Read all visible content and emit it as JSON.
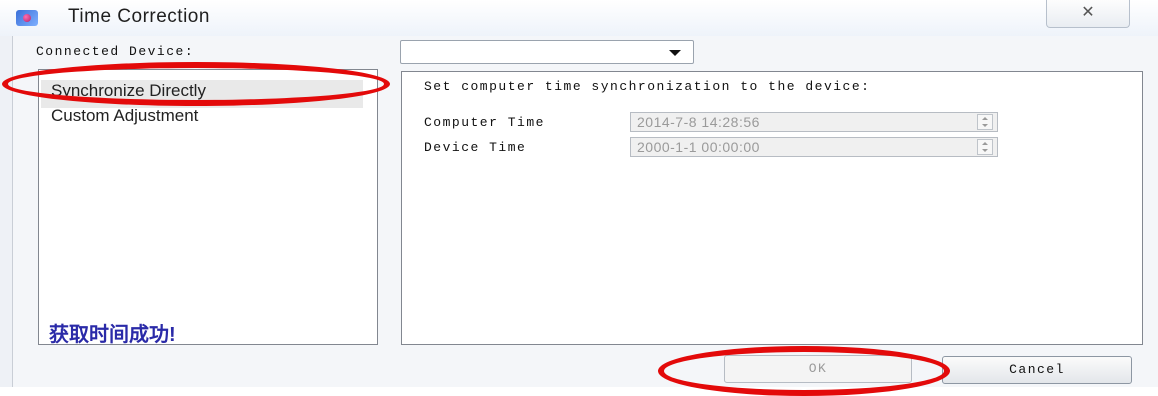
{
  "window": {
    "title": "Time Correction",
    "close_label": "✕"
  },
  "form": {
    "connected_device_label": "Connected Device:",
    "device_value": ""
  },
  "modes": {
    "items": [
      {
        "label": "Synchronize Directly",
        "selected": true
      },
      {
        "label": "Custom Adjustment",
        "selected": false
      }
    ],
    "status_message": "获取时间成功!"
  },
  "panel": {
    "description": "Set computer time synchronization to the device:",
    "computer_time_label": "Computer Time",
    "computer_time_value": "2014-7-8 14:28:56",
    "device_time_label": "Device Time",
    "device_time_value": "2000-1-1 00:00:00"
  },
  "buttons": {
    "ok_label": "OK",
    "cancel_label": "Cancel"
  },
  "colors": {
    "annotation": "#e30a0a",
    "status_text": "#2a2aa8"
  }
}
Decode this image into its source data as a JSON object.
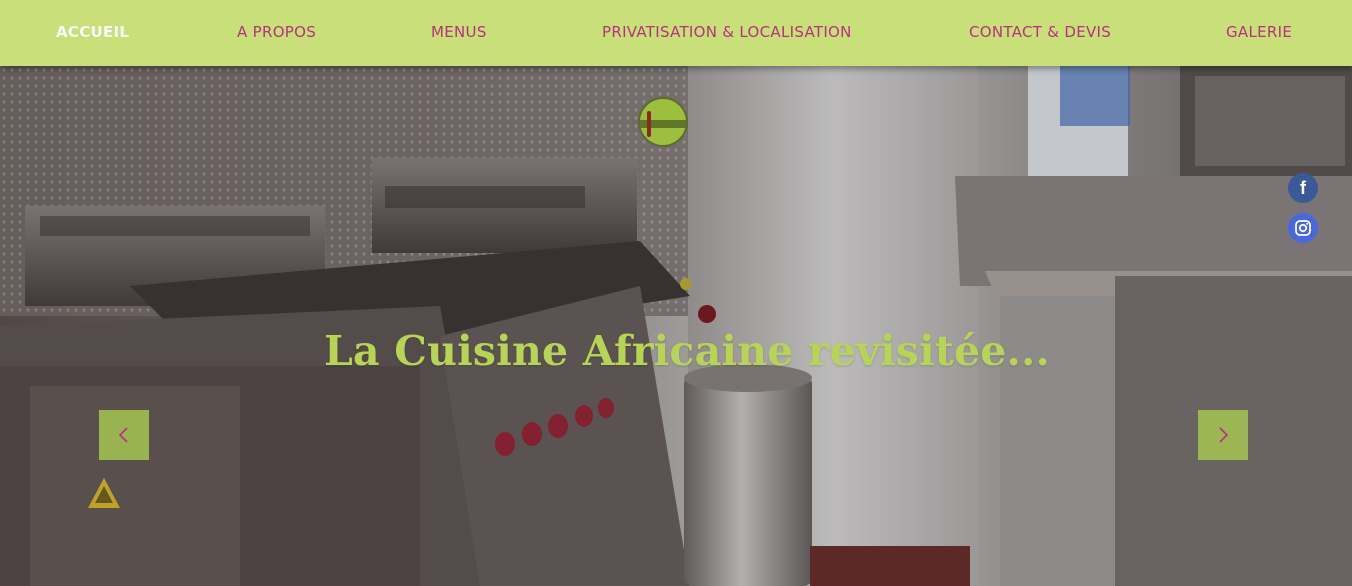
{
  "nav": {
    "items": [
      {
        "label": "ACCUEIL",
        "active": true
      },
      {
        "label": "A PROPOS",
        "active": false
      },
      {
        "label": "MENUS",
        "active": false
      },
      {
        "label": "PRIVATISATION & LOCALISATION",
        "active": false
      },
      {
        "label": "CONTACT & DEVIS",
        "active": false
      },
      {
        "label": "GALERIE",
        "active": false
      }
    ]
  },
  "hero": {
    "headline": "La Cuisine Africaine revisitée...",
    "prev_icon": "chevron-left-icon",
    "next_icon": "chevron-right-icon"
  },
  "social": [
    {
      "icon": "facebook-icon",
      "color": "#3b5998"
    },
    {
      "icon": "instagram-icon",
      "color": "#4a67e0"
    }
  ],
  "colors": {
    "nav_background": "#c9df7a",
    "nav_text": "#b5337c",
    "nav_active_text": "#ffffff",
    "headline": "#b8d456",
    "arrow_button": "#a6c452"
  }
}
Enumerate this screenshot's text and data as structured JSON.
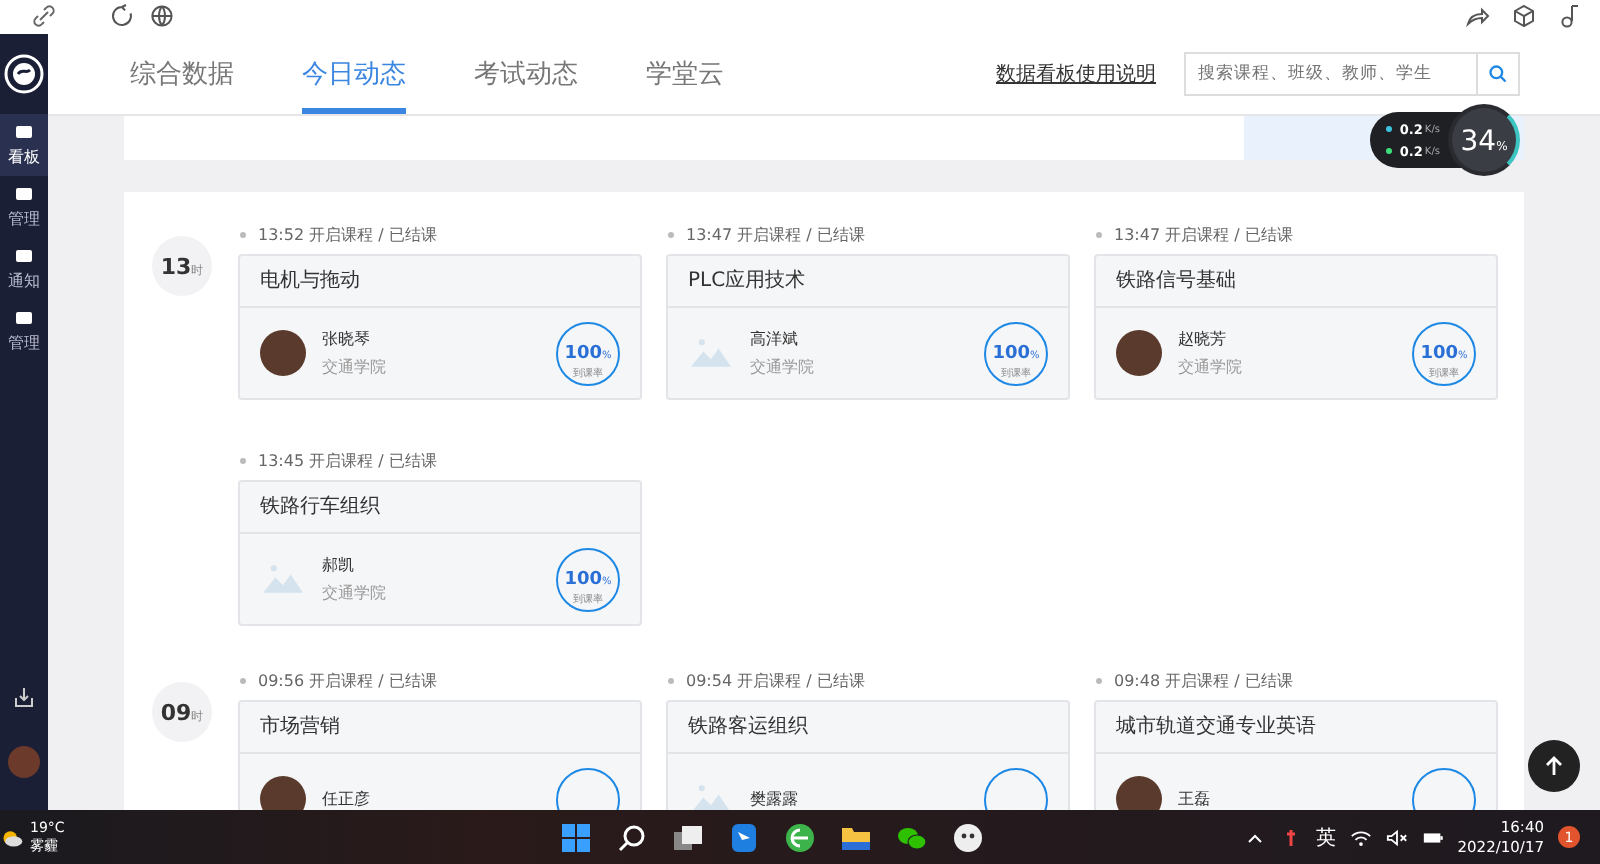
{
  "sidebar": {
    "items": [
      {
        "label": "看板",
        "selected": true
      },
      {
        "label": "管理",
        "selected": false
      },
      {
        "label": "通知",
        "selected": false
      },
      {
        "label": "管理",
        "selected": false
      }
    ]
  },
  "tabs": [
    {
      "label": "综合数据",
      "selected": false
    },
    {
      "label": "今日动态",
      "selected": true
    },
    {
      "label": "考试动态",
      "selected": false
    },
    {
      "label": "学堂云",
      "selected": false
    }
  ],
  "help_link": "数据看板使用说明",
  "search": {
    "placeholder": "搜索课程、班级、教师、学生"
  },
  "network_widget": {
    "upload": "0.2",
    "upload_unit": "K/s",
    "download": "0.2",
    "download_unit": "K/s",
    "percent": "34",
    "percent_unit": "%"
  },
  "groups": [
    {
      "hour": "13",
      "hour_unit": "时",
      "sessions": [
        {
          "time": "13:52",
          "status": "开启课程 / 已结课",
          "course": "电机与拖动",
          "teacher": "张晓琴",
          "dept": "交通学院",
          "photo": true,
          "rate": "100",
          "rate_unit": "%",
          "rate_label": "到课率"
        },
        {
          "time": "13:47",
          "status": "开启课程 / 已结课",
          "course": "PLC应用技术",
          "teacher": "高洋斌",
          "dept": "交通学院",
          "photo": false,
          "rate": "100",
          "rate_unit": "%",
          "rate_label": "到课率"
        },
        {
          "time": "13:47",
          "status": "开启课程 / 已结课",
          "course": "铁路信号基础",
          "teacher": "赵晓芳",
          "dept": "交通学院",
          "photo": true,
          "rate": "100",
          "rate_unit": "%",
          "rate_label": "到课率"
        },
        {
          "time": "13:45",
          "status": "开启课程 / 已结课",
          "course": "铁路行车组织",
          "teacher": "郝凯",
          "dept": "交通学院",
          "photo": false,
          "rate": "100",
          "rate_unit": "%",
          "rate_label": "到课率"
        }
      ]
    },
    {
      "hour": "09",
      "hour_unit": "时",
      "sessions": [
        {
          "time": "09:56",
          "status": "开启课程 / 已结课",
          "course": "市场营销",
          "teacher": "任正彦",
          "photo": true
        },
        {
          "time": "09:54",
          "status": "开启课程 / 已结课",
          "course": "铁路客运组织",
          "teacher": "樊露露",
          "photo": false
        },
        {
          "time": "09:48",
          "status": "开启课程 / 已结课",
          "course": "城市轨道交通专业英语",
          "teacher": "王磊",
          "photo": true
        }
      ]
    }
  ],
  "taskbar": {
    "temperature": "19°C",
    "weather": "雾霾",
    "ime": "英",
    "time": "16:40",
    "date": "2022/10/17",
    "badge": "1"
  }
}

▬▬▬▬▬▬

Transcribe all of the entries word for word, but skip any pictures they contain.

__Solution for this exercise__:
Read all visible content and emit it as JSON.
{
  "window": {
    "title": "Time Correction",
    "close_label": "✕"
  },
  "form": {
    "connected_device_label": "Connected Device:",
    "device_value": ""
  },
  "modes": {
    "items": [
      {
        "label": "Synchronize Directly",
        "selected": true
      },
      {
        "label": "Custom Adjustment",
        "selected": false
      }
    ],
    "status_message": "获取时间成功!"
  },
  "panel": {
    "description": "Set computer time synchronization to the device:",
    "computer_time_label": "Computer Time",
    "computer_time_value": "2014-7-8 14:28:56",
    "device_time_label": "Device Time",
    "device_time_value": "2000-1-1 00:00:00"
  },
  "buttons": {
    "ok_label": "OK",
    "cancel_label": "Cancel"
  },
  "colors": {
    "annotation": "#e30a0a",
    "status_text": "#2a2aa8"
  }
}
Decode this image into its source data as a JSON object.
{
  "nav": {
    "items": [
      {
        "label": "ACCUEIL",
        "active": true
      },
      {
        "label": "A PROPOS",
        "active": false
      },
      {
        "label": "MENUS",
        "active": false
      },
      {
        "label": "PRIVATISATION & LOCALISATION",
        "active": false
      },
      {
        "label": "CONTACT & DEVIS",
        "active": false
      },
      {
        "label": "GALERIE",
        "active": false
      }
    ]
  },
  "hero": {
    "headline": "La Cuisine Africaine revisitée...",
    "prev_icon": "chevron-left-icon",
    "next_icon": "chevron-right-icon"
  },
  "social": [
    {
      "icon": "facebook-icon",
      "color": "#3b5998"
    },
    {
      "icon": "instagram-icon",
      "color": "#4a67e0"
    }
  ],
  "colors": {
    "nav_background": "#c9df7a",
    "nav_text": "#b5337c",
    "nav_active_text": "#ffffff",
    "headline": "#b8d456",
    "arrow_button": "#a6c452"
  }
}
Enumerate this screenshot's text and data as structured JSON.
{
  "sidebar": {
    "items": [
      {
        "label": "看板",
        "selected": true
      },
      {
        "label": "管理",
        "selected": false
      },
      {
        "label": "通知",
        "selected": false
      },
      {
        "label": "管理",
        "selected": false
      }
    ]
  },
  "tabs": [
    {
      "label": "综合数据",
      "selected": false
    },
    {
      "label": "今日动态",
      "selected": true
    },
    {
      "label": "考试动态",
      "selected": false
    },
    {
      "label": "学堂云",
      "selected": false
    }
  ],
  "help_link": "数据看板使用说明",
  "search": {
    "placeholder": "搜索课程、班级、教师、学生"
  },
  "network_widget": {
    "upload": "0.2",
    "upload_unit": "K/s",
    "download": "0.2",
    "download_unit": "K/s",
    "percent": "34",
    "percent_unit": "%"
  },
  "groups": [
    {
      "hour": "13",
      "hour_unit": "时",
      "sessions": [
        {
          "time": "13:52",
          "status": "开启课程 / 已结课",
          "course": "电机与拖动",
          "teacher": "张晓琴",
          "dept": "交通学院",
          "photo": true,
          "rate": "100",
          "rate_unit": "%",
          "rate_label": "到课率"
        },
        {
          "time": "13:47",
          "status": "开启课程 / 已结课",
          "course": "PLC应用技术",
          "teacher": "高洋斌",
          "dept": "交通学院",
          "photo": false,
          "rate": "100",
          "rate_unit": "%",
          "rate_label": "到课率"
        },
        {
          "time": "13:47",
          "status": "开启课程 / 已结课",
          "course": "铁路信号基础",
          "teacher": "赵晓芳",
          "dept": "交通学院",
          "photo": true,
          "rate": "100",
          "rate_unit": "%",
          "rate_label": "到课率"
        },
        {
          "time": "13:45",
          "status": "开启课程 / 已结课",
          "course": "铁路行车组织",
          "teacher": "郝凯",
          "dept": "交通学院",
          "photo": false,
          "rate": "100",
          "rate_unit": "%",
          "rate_label": "到课率"
        }
      ]
    },
    {
      "hour": "09",
      "hour_unit": "时",
      "sessions": [
        {
          "time": "09:56",
          "status": "开启课程 / 已结课",
          "course": "市场营销",
          "teacher": "任正彦",
          "photo": true
        },
        {
          "time": "09:54",
          "status": "开启课程 / 已结课",
          "course": "铁路客运组织",
          "teacher": "樊露露",
          "photo": false
        },
        {
          "time": "09:48",
          "status": "开启课程 / 已结课",
          "course": "城市轨道交通专业英语",
          "teacher": "王磊",
          "photo": true
        }
      ]
    }
  ],
  "taskbar": {
    "temperature": "19°C",
    "weather": "雾霾",
    "ime": "英",
    "time": "16:40",
    "date": "2022/10/17",
    "badge": "1"
  }
}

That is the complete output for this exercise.